*** Information given ***

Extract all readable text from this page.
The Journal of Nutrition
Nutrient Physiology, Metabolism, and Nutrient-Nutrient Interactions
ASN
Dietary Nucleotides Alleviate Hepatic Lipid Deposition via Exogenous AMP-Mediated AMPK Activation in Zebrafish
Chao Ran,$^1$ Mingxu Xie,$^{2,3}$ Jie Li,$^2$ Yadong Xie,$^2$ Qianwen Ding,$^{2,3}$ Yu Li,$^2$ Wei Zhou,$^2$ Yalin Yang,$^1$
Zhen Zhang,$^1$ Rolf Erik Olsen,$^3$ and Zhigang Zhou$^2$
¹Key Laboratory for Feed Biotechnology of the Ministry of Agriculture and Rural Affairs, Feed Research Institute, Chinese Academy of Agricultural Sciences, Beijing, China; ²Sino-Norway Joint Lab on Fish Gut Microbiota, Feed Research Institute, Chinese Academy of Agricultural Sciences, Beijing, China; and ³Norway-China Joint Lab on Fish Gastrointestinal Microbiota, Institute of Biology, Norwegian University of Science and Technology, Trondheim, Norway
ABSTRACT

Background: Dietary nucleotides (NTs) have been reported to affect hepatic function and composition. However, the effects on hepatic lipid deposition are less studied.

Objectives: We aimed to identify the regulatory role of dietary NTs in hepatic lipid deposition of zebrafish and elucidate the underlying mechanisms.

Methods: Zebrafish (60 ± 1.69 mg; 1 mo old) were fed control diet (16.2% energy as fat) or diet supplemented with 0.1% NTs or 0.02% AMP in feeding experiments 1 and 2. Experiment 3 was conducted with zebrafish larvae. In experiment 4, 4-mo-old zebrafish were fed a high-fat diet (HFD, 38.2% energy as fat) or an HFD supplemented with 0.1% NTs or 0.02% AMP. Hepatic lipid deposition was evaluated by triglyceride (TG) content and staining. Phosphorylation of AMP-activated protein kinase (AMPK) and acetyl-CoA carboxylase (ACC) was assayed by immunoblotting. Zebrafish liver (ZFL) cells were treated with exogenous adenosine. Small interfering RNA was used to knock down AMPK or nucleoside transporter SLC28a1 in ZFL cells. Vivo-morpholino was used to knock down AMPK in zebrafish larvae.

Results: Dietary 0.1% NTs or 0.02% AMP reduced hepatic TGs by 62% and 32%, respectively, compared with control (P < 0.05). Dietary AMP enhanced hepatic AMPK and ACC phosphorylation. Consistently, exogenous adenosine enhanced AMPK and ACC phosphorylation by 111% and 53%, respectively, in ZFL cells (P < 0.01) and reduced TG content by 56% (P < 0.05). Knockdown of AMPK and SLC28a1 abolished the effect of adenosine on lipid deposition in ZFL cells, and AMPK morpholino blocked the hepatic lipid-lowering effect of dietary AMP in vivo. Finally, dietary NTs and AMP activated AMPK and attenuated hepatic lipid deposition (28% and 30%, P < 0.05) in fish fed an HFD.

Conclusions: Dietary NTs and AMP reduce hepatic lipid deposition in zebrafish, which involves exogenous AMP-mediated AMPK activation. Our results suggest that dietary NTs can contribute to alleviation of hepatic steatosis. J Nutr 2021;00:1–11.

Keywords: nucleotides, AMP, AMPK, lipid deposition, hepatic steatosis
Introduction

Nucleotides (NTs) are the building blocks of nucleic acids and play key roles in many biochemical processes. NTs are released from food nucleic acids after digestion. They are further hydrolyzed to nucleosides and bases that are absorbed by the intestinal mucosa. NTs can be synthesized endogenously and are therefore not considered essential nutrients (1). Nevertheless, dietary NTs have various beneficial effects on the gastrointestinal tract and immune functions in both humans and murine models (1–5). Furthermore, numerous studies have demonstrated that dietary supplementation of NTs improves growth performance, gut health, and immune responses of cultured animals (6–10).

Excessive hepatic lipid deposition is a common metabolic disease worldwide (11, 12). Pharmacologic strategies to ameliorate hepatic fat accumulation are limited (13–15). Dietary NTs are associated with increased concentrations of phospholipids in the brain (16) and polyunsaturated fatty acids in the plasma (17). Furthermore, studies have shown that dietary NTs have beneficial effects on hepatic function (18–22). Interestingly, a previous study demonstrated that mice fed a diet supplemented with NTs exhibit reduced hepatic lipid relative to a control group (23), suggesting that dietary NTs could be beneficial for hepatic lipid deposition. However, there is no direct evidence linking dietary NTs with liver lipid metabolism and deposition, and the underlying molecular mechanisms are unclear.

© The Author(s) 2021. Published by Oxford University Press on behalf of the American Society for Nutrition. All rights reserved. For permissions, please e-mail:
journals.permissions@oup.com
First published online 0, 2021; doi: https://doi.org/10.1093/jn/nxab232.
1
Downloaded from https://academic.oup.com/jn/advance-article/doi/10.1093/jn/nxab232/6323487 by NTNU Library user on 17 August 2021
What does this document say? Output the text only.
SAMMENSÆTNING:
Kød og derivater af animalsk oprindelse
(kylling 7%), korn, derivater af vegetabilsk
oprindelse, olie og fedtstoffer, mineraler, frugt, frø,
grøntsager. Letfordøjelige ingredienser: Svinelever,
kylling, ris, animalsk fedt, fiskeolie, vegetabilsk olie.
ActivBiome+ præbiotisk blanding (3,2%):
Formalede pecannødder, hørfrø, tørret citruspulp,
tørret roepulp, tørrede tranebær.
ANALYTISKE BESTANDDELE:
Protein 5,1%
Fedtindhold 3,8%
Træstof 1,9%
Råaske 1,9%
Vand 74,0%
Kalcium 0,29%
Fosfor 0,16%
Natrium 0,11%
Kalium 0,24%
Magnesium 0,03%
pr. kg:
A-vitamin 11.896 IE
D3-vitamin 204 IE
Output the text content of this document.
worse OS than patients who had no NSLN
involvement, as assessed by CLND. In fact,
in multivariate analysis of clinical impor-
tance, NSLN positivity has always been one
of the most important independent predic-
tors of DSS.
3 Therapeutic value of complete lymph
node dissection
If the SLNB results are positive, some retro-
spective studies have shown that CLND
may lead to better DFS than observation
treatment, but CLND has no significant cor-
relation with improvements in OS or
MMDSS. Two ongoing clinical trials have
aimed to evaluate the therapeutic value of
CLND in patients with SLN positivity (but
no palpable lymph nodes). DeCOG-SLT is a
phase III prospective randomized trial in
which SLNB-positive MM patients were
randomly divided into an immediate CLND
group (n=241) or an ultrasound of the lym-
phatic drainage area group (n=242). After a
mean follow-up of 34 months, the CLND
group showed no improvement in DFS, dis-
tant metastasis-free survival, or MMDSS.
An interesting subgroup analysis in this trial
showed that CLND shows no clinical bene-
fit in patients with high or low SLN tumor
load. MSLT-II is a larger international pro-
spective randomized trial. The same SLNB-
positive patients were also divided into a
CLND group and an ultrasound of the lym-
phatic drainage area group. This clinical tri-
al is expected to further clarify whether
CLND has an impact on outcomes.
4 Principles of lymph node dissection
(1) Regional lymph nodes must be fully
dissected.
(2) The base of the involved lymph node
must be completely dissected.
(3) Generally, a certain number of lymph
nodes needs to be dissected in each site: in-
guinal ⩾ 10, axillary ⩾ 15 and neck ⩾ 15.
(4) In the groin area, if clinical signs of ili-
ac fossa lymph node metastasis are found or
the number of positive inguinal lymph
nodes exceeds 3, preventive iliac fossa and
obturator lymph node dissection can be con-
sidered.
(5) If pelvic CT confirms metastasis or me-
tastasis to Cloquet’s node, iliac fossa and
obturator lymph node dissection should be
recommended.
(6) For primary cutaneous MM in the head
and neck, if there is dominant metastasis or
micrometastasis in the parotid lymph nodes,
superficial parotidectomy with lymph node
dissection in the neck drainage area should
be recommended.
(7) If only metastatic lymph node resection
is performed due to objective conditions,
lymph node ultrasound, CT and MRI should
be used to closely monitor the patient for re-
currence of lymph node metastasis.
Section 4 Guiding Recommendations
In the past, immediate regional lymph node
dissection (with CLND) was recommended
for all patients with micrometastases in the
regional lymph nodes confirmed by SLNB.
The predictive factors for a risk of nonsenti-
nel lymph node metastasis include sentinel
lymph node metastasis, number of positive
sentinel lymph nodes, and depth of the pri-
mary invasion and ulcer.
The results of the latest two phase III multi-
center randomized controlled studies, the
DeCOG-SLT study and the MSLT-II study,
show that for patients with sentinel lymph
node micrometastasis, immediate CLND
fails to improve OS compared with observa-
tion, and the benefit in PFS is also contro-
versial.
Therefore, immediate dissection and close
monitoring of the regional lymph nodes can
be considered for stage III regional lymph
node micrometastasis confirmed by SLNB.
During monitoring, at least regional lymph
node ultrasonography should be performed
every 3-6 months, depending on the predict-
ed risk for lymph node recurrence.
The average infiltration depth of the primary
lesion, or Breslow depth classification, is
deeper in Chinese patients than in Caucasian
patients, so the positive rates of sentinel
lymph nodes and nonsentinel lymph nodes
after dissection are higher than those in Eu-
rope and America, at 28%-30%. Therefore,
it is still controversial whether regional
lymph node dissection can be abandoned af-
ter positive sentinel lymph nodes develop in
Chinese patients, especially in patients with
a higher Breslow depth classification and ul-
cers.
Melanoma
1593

*** End of Information given ***

## Task to complete
Please state how many lines in the entries above include the word "DeCOG", giving only the number.

## Completed exercise
2